*Stated exercise*
Skip any picture you find and retype all the remaining lines exactly.
[START Data supplied]
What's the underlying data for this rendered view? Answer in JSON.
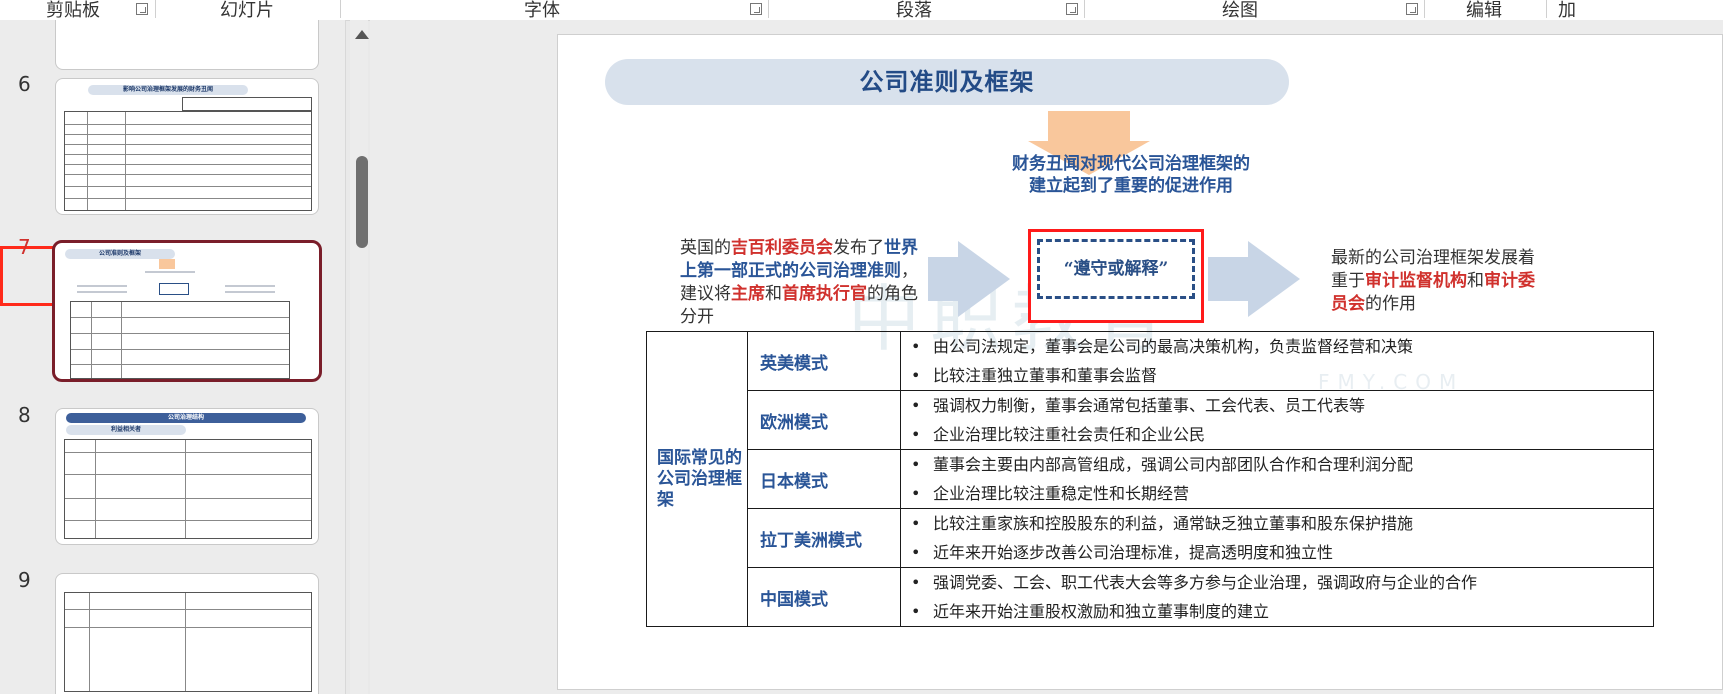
{
  "ribbon": {
    "groups": [
      "剪贴板",
      "幻灯片",
      "字体",
      "段落",
      "绘图",
      "编辑",
      "加"
    ]
  },
  "thumbnails": [
    {
      "number": "6",
      "title": "影响公司治理框架发展的财务丑闻"
    },
    {
      "number": "7",
      "title": "公司准则及框架",
      "selected": true
    },
    {
      "number": "8",
      "title": "公司治理结构",
      "subtitle": "利益相关者"
    },
    {
      "number": "9",
      "title": ""
    }
  ],
  "slide": {
    "title": "公司准则及框架",
    "promo_text": "财务丑闻对现代公司治理框架的建立起到了重要的促进作用",
    "uk_text": {
      "p1": "英国的",
      "cadbury": "吉百利委员会",
      "p2": "发布了",
      "code": "世界上第一部正式的公司治理准则",
      "p3": "，建议将",
      "chair": "主席",
      "p4": "和",
      "ceo": "首席执行官",
      "p5": "的角色分开"
    },
    "comply_text": "“遵守或解释”",
    "right_text": {
      "p1": "最新的公司治理框架发展着重于",
      "audit_agency": "审计监督机构",
      "p2": "和",
      "audit_committee": "审计委员会",
      "p3": "的作用"
    },
    "watermark": "中职教育",
    "watermark_sub": "FMY.COM",
    "table": {
      "category": "国际常见的公司治理框架",
      "rows": [
        {
          "model": "英美模式",
          "bullets": [
            "由公司法规定，董事会是公司的最高决策机构，负责监督经营和决策",
            "比较注重独立董事和董事会监督"
          ]
        },
        {
          "model": "欧洲模式",
          "bullets": [
            "强调权力制衡，董事会通常包括董事、工会代表、员工代表等",
            "企业治理比较注重社会责任和企业公民"
          ]
        },
        {
          "model": "日本模式",
          "bullets": [
            "董事会主要由内部高管组成，强调公司内部团队合作和合理利润分配",
            "企业治理比较注重稳定性和长期经营"
          ]
        },
        {
          "model": "拉丁美洲模式",
          "bullets": [
            "比较注重家族和控股股东的利益，通常缺乏独立董事和股东保护措施",
            "近年来开始逐步改善公司治理标准，提高透明度和独立性"
          ]
        },
        {
          "model": "中国模式",
          "bullets": [
            "强调党委、工会、职工代表大会等多方参与企业治理，强调政府与企业的合作",
            "近年来开始注重股权激励和独立董事制度的建立"
          ]
        }
      ]
    }
  },
  "colors": {
    "title_blue": "#234b86",
    "accent_red": "#d0312d",
    "selection_maroon": "#7a1e2a",
    "arrow_orange": "#f9c79c",
    "chevron_blue": "#c8d5e6",
    "highlight_red": "#ff1a1a"
  }
}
[END Data supplied]
*The answer*
What's the underlying data for this rendered view? Answer in JSON.
{
  "ribbon": {
    "groups": [
      "剪贴板",
      "幻灯片",
      "字体",
      "段落",
      "绘图",
      "编辑",
      "加"
    ]
  },
  "thumbnails": [
    {
      "number": "6",
      "title": "影响公司治理框架发展的财务丑闻"
    },
    {
      "number": "7",
      "title": "公司准则及框架",
      "selected": true
    },
    {
      "number": "8",
      "title": "公司治理结构",
      "subtitle": "利益相关者"
    },
    {
      "number": "9",
      "title": ""
    }
  ],
  "slide": {
    "title": "公司准则及框架",
    "promo_text": "财务丑闻对现代公司治理框架的建立起到了重要的促进作用",
    "uk_text": {
      "p1": "英国的",
      "cadbury": "吉百利委员会",
      "p2": "发布了",
      "code": "世界上第一部正式的公司治理准则",
      "p3": "，建议将",
      "chair": "主席",
      "p4": "和",
      "ceo": "首席执行官",
      "p5": "的角色分开"
    },
    "comply_text": "“遵守或解释”",
    "right_text": {
      "p1": "最新的公司治理框架发展着重于",
      "audit_agency": "审计监督机构",
      "p2": "和",
      "audit_committee": "审计委员会",
      "p3": "的作用"
    },
    "watermark": "中职教育",
    "watermark_sub": "FMY.COM",
    "table": {
      "category": "国际常见的公司治理框架",
      "rows": [
        {
          "model": "英美模式",
          "bullets": [
            "由公司法规定，董事会是公司的最高决策机构，负责监督经营和决策",
            "比较注重独立董事和董事会监督"
          ]
        },
        {
          "model": "欧洲模式",
          "bullets": [
            "强调权力制衡，董事会通常包括董事、工会代表、员工代表等",
            "企业治理比较注重社会责任和企业公民"
          ]
        },
        {
          "model": "日本模式",
          "bullets": [
            "董事会主要由内部高管组成，强调公司内部团队合作和合理利润分配",
            "企业治理比较注重稳定性和长期经营"
          ]
        },
        {
          "model": "拉丁美洲模式",
          "bullets": [
            "比较注重家族和控股股东的利益，通常缺乏独立董事和股东保护措施",
            "近年来开始逐步改善公司治理标准，提高透明度和独立性"
          ]
        },
        {
          "model": "中国模式",
          "bullets": [
            "强调党委、工会、职工代表大会等多方参与企业治理，强调政府与企业的合作",
            "近年来开始注重股权激励和独立董事制度的建立"
          ]
        }
      ]
    }
  },
  "colors": {
    "title_blue": "#234b86",
    "accent_red": "#d0312d",
    "selection_maroon": "#7a1e2a",
    "arrow_orange": "#f9c79c",
    "chevron_blue": "#c8d5e6",
    "highlight_red": "#ff1a1a"
  }
}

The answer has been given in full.